> [WHAT YOU HAVE TO DO] Among the entries below, count the lines that contain the word "Training". Write down only the total.
>>
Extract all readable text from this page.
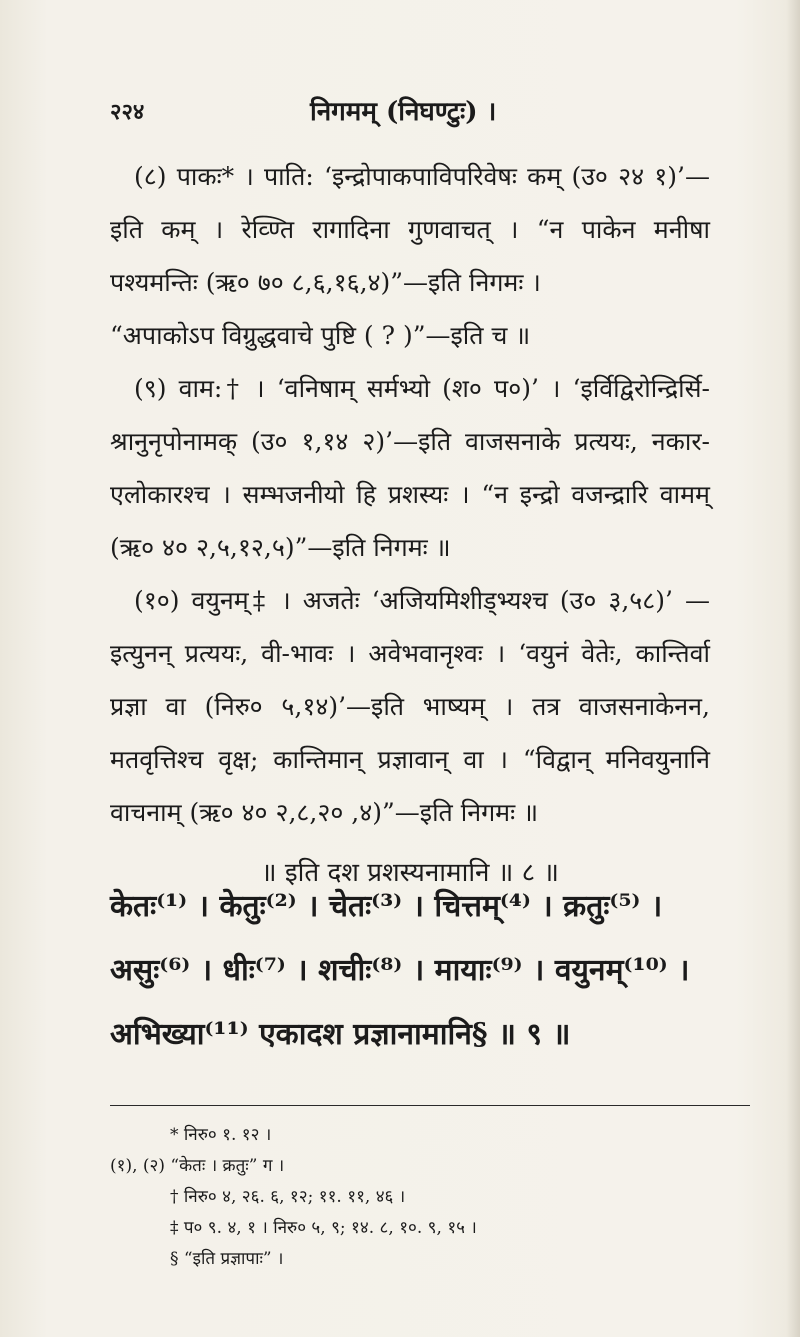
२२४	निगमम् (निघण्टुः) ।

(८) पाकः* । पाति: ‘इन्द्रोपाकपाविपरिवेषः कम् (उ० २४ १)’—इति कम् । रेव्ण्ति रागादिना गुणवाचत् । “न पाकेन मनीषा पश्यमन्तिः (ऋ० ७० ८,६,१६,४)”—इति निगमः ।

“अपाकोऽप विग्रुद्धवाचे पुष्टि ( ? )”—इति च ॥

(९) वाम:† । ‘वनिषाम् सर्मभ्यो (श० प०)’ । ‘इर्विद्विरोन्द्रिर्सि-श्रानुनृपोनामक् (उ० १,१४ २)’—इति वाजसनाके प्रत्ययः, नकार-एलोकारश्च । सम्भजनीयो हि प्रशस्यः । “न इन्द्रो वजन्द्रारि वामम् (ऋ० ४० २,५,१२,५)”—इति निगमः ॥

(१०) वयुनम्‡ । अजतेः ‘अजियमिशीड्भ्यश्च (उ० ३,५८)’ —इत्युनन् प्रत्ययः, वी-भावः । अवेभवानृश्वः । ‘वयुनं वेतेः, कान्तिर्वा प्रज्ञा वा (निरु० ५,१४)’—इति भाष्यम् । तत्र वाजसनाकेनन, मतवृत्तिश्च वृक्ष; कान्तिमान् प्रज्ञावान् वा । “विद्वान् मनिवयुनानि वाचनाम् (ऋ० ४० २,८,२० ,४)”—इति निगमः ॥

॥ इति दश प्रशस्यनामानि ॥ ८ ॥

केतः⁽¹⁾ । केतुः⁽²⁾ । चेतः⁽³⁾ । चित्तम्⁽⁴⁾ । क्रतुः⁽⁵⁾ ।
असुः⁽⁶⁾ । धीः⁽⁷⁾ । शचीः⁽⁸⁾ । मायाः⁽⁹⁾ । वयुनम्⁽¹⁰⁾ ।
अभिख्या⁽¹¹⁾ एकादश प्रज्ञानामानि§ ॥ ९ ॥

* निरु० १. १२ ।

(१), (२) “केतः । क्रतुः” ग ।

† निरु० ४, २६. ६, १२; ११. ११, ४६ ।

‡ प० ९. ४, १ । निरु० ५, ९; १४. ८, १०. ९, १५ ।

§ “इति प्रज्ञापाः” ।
<<
>>
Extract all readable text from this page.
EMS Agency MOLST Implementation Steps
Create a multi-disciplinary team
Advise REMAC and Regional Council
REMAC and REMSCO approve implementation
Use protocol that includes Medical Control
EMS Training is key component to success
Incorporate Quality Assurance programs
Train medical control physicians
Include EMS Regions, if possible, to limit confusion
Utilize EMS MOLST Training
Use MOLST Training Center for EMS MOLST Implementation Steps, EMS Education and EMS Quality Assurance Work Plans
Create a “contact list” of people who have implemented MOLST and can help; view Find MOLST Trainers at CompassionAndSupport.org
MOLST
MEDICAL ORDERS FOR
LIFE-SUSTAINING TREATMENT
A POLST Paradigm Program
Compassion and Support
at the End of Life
<<
> [FINISHED TASK] 3